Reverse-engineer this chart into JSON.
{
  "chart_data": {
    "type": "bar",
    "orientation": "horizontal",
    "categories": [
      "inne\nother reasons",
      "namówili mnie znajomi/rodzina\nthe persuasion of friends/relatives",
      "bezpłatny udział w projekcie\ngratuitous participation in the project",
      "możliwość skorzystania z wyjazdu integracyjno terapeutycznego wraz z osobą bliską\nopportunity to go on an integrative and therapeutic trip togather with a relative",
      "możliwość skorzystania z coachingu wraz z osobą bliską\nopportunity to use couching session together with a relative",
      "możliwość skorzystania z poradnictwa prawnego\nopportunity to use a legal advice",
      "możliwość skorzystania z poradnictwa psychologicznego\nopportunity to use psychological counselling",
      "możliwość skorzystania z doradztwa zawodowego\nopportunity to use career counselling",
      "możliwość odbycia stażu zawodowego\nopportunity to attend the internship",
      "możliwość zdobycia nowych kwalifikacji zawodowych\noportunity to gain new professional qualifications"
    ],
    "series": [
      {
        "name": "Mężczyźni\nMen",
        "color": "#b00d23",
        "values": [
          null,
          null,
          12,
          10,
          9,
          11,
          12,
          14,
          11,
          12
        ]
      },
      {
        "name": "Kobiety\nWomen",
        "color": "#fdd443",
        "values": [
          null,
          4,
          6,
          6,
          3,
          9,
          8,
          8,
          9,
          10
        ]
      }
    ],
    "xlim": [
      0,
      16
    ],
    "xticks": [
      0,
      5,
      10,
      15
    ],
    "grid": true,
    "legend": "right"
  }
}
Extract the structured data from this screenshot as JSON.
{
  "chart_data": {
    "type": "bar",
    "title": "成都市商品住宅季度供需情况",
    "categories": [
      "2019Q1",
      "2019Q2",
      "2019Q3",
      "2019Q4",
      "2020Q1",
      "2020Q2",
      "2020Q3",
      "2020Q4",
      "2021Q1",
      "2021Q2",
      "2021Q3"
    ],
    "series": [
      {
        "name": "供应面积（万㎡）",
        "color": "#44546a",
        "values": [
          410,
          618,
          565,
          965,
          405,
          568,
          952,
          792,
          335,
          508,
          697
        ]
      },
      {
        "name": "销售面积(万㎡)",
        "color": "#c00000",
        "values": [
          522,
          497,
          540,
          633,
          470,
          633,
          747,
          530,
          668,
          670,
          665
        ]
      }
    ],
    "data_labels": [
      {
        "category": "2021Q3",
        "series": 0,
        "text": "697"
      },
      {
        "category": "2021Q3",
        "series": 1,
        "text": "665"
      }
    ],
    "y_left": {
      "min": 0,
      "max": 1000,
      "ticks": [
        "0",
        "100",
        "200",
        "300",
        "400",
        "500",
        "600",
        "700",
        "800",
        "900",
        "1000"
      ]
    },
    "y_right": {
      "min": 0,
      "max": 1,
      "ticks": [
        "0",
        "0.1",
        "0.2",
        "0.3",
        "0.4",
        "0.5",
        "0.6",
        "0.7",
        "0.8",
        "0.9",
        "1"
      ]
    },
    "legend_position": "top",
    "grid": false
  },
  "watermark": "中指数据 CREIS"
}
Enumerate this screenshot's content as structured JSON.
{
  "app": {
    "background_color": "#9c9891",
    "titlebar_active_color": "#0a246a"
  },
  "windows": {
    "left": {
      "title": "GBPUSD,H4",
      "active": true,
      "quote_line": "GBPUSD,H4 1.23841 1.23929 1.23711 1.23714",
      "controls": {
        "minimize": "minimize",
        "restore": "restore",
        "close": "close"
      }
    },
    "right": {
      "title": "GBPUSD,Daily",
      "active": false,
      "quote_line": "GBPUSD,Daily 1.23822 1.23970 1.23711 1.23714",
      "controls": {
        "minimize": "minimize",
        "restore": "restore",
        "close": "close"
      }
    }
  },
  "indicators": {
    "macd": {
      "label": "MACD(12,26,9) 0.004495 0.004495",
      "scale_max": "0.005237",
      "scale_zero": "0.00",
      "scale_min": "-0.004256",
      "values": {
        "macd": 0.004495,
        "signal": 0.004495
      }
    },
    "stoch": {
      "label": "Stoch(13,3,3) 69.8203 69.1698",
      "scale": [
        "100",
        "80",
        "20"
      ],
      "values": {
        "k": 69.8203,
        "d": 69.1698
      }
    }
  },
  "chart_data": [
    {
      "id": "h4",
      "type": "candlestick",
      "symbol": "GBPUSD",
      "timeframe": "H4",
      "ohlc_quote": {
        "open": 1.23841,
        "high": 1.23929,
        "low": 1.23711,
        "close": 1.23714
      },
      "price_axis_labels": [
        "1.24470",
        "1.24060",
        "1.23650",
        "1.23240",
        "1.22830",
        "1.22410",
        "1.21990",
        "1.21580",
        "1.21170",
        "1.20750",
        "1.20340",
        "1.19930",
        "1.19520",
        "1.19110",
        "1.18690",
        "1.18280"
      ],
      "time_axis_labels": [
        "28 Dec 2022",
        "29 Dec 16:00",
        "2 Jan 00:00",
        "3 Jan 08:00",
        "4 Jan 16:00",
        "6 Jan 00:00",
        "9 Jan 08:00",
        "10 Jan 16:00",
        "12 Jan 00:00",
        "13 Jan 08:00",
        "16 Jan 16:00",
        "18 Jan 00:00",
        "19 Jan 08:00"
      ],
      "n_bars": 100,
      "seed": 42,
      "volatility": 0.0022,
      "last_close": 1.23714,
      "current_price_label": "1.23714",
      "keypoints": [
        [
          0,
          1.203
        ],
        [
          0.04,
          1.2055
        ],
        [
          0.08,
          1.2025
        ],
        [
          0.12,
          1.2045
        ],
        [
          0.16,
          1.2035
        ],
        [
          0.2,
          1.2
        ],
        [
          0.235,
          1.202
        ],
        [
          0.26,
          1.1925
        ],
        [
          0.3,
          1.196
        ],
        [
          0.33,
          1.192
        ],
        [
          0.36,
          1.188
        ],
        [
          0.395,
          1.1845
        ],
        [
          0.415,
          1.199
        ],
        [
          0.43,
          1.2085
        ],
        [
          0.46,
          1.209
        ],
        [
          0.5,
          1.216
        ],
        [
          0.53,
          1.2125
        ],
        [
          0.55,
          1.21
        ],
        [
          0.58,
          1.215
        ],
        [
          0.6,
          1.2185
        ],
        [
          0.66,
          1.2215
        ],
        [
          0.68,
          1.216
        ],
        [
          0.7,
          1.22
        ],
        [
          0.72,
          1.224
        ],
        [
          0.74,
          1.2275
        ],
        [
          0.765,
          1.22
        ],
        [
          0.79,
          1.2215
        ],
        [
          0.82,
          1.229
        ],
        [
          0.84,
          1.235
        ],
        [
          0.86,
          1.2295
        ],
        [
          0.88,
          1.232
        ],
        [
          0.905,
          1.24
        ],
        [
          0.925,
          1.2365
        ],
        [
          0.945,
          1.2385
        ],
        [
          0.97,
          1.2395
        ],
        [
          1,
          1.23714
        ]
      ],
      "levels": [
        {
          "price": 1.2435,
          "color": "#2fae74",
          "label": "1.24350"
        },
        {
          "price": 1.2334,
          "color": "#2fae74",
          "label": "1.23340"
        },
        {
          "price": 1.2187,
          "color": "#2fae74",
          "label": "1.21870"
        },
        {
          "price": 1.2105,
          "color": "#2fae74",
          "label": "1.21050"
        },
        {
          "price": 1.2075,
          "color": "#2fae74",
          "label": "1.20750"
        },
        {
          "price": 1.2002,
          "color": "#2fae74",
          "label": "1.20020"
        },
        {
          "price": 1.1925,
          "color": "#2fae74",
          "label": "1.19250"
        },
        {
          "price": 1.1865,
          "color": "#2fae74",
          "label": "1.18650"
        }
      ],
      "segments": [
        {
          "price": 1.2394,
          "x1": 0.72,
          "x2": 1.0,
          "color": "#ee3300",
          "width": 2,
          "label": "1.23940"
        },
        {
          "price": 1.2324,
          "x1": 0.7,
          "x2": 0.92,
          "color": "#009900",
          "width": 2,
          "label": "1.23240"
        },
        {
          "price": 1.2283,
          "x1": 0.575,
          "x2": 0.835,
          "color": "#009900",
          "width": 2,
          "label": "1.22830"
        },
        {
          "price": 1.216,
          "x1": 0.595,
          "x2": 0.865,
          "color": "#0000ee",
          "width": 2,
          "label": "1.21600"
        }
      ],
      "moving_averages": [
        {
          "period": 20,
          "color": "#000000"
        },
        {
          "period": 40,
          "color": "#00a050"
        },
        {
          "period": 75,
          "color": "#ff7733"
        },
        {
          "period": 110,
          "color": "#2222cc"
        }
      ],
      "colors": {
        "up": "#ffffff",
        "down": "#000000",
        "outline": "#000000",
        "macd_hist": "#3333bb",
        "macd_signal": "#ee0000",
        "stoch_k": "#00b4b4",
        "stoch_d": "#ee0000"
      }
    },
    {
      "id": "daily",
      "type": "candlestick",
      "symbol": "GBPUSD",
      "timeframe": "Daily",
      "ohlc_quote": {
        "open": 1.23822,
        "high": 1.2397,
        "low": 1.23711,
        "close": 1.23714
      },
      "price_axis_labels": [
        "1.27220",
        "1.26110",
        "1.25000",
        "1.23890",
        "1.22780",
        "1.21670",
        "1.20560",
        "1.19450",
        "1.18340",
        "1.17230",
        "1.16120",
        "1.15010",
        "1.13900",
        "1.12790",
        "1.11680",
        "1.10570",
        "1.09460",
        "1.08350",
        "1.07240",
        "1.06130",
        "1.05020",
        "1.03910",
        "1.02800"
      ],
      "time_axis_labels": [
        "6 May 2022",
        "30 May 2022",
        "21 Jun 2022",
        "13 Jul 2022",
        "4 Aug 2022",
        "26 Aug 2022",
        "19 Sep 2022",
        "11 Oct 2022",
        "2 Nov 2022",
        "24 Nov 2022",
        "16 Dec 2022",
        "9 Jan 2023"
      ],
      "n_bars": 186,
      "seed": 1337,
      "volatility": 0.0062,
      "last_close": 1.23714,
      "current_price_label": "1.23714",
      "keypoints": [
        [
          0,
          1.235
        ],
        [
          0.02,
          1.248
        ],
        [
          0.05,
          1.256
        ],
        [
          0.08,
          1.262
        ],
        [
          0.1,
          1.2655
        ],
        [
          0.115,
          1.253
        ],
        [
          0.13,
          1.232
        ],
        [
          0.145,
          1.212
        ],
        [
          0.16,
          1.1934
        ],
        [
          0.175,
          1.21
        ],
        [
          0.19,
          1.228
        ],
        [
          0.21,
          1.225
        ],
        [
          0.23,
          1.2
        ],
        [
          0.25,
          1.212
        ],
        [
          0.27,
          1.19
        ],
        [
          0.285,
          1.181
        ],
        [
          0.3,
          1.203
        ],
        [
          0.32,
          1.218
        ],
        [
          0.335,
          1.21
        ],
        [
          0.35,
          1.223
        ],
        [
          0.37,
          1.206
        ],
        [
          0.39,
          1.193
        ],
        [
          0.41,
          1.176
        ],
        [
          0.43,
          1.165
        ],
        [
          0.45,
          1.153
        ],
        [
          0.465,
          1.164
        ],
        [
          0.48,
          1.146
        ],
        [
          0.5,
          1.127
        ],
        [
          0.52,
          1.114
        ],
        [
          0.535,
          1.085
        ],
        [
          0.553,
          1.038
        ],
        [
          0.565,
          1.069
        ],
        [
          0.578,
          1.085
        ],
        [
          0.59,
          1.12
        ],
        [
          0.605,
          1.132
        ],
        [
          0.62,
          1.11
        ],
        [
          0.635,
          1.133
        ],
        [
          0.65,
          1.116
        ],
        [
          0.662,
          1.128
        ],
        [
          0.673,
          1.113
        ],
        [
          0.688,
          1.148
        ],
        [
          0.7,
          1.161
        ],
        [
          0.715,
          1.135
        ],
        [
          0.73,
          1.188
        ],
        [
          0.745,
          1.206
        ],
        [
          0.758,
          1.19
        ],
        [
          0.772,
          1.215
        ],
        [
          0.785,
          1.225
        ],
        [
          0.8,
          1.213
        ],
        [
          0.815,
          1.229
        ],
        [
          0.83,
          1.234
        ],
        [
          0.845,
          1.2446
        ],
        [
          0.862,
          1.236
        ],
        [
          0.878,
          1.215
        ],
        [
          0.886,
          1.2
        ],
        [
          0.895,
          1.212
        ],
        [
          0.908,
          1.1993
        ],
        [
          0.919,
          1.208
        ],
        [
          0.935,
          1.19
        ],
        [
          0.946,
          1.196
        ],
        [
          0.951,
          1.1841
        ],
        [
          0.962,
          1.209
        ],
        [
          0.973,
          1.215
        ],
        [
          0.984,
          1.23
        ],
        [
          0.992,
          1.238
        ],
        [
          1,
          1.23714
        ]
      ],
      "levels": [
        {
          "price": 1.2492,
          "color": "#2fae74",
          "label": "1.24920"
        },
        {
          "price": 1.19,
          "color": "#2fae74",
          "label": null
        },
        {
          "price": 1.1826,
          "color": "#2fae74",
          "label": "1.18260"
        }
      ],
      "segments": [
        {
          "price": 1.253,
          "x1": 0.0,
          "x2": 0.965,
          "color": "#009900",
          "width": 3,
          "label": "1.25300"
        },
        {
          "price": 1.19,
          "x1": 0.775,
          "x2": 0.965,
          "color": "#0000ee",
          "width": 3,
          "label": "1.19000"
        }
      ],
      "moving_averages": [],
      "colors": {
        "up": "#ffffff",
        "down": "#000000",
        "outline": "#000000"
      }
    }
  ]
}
======
Exercise details: Go through the data and gather every line that holds "skorzystania".

Worked answer:
      "możliwość skorzystania z wyjazdu integracyjno terapeutycznego wraz z osobą bliską\nopportunity to go on an integrative and therapeutic trip togather with a relative",
      "możliwość skorzystania z coachingu wraz z osobą bliską\nopportunity to use couching session together with a relative",
      "możliwość skorzystania z poradnictwa prawnego\nopportunity to use a legal advice",
      "możliwość skorzystania z poradnictwa psychologicznego\nopportunity to use psychological counselling",
      "możliwość skorzystania z doradztwa zawodowego\nopportunity to use career counselling",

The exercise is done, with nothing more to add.